##### Records to process

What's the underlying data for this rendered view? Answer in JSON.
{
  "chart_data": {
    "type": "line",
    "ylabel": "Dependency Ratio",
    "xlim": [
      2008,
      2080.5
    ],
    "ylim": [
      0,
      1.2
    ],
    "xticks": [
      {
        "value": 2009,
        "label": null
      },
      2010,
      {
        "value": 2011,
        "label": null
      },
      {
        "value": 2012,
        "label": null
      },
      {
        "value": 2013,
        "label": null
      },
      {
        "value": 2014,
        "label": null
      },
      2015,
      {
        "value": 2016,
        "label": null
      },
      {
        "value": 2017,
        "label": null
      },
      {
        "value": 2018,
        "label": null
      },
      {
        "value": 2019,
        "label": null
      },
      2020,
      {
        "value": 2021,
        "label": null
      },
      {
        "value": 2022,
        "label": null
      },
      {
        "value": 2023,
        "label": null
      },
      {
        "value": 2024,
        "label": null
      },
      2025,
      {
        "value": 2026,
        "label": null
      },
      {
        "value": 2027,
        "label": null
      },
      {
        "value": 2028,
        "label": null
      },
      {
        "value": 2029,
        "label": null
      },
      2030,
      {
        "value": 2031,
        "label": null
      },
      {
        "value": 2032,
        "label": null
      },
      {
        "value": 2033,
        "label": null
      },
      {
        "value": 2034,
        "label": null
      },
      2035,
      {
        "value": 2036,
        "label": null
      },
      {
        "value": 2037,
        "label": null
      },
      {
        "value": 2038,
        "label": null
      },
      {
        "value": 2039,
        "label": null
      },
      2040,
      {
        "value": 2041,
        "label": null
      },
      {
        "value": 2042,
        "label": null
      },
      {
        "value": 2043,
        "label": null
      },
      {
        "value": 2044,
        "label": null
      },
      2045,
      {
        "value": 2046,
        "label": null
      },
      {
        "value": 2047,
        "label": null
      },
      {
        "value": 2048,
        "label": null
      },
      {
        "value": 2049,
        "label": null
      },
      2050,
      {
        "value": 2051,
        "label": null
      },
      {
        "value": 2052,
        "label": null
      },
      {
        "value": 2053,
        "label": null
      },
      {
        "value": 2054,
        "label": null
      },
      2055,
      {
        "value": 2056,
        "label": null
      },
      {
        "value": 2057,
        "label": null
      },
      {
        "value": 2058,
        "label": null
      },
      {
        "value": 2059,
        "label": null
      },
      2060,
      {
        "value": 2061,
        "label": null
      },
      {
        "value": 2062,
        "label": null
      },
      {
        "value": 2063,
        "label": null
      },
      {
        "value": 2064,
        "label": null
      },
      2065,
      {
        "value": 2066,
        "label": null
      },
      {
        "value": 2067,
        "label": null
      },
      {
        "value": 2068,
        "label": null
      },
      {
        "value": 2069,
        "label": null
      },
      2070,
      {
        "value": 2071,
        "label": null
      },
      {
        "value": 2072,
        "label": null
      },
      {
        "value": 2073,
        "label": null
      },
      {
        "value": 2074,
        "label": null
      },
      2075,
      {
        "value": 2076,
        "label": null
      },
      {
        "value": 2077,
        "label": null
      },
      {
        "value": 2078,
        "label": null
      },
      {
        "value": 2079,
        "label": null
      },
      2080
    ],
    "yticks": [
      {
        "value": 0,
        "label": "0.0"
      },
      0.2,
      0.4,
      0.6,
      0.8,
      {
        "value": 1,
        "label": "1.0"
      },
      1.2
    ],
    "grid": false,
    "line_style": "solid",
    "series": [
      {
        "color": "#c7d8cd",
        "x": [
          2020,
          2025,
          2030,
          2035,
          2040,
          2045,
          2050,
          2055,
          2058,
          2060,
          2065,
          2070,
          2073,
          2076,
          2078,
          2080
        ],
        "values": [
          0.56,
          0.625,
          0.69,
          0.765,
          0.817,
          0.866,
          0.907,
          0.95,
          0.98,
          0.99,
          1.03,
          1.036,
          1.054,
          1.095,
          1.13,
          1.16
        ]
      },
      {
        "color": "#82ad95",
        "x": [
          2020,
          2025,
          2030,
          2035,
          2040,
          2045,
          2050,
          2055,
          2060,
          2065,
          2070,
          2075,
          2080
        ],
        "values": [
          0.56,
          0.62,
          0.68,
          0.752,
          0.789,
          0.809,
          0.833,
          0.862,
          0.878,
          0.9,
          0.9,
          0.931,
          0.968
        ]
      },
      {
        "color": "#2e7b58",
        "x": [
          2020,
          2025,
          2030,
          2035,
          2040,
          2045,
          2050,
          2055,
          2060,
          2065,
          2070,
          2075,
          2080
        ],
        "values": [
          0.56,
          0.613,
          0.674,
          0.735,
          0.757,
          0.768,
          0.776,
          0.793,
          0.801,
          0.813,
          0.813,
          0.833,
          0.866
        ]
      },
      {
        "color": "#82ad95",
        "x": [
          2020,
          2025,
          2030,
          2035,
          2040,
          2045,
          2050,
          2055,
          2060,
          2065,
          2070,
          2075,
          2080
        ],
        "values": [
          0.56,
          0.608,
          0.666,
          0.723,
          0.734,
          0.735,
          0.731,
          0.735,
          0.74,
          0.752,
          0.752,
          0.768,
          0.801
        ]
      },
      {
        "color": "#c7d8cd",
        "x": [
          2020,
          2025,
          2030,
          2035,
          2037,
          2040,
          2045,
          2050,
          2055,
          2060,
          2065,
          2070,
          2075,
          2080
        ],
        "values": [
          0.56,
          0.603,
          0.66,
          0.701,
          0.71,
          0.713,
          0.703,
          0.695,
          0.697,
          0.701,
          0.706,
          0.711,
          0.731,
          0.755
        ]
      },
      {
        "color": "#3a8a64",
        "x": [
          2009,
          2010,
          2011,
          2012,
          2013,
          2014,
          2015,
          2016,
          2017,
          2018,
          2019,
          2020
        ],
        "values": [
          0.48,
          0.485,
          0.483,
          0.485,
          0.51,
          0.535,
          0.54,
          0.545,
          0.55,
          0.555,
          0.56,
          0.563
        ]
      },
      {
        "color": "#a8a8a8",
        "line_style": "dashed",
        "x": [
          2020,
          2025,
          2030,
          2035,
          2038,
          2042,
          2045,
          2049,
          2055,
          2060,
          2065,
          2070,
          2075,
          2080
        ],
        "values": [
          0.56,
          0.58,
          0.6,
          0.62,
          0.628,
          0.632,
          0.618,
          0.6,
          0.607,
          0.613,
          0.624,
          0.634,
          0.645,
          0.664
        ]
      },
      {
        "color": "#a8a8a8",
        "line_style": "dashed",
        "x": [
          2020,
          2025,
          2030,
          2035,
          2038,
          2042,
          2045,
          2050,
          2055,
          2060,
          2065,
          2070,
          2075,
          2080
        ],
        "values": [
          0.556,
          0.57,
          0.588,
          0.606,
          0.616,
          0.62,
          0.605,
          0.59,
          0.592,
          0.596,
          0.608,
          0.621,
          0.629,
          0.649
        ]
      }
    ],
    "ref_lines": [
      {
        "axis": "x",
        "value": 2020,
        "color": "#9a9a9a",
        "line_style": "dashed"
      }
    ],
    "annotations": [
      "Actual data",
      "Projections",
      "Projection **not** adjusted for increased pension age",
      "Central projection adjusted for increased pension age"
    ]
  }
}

##########
##### Records to process

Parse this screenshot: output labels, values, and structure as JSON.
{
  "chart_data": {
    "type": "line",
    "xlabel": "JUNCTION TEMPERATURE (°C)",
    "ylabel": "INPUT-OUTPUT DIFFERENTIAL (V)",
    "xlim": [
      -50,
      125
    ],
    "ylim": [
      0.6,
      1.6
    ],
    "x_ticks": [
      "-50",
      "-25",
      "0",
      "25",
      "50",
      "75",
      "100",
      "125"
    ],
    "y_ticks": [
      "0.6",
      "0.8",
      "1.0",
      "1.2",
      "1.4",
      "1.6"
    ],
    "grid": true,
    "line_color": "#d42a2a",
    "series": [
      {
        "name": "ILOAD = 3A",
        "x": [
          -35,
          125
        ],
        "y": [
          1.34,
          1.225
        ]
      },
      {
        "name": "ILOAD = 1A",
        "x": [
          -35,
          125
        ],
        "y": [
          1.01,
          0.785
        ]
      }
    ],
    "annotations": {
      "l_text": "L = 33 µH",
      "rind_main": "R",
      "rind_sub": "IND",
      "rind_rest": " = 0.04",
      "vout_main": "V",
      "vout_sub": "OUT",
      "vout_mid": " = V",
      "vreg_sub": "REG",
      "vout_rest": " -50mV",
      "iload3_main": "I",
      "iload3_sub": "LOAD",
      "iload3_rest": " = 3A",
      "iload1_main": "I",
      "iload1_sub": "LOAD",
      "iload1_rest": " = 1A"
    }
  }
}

##########

Task requirements
Filter the data for the string "this" and copy every line that has it.

Solved exercise
What's the underlying data for this rendered view? Answer in JSON.
Parse this screenshot: output labels, values, and structure as JSON.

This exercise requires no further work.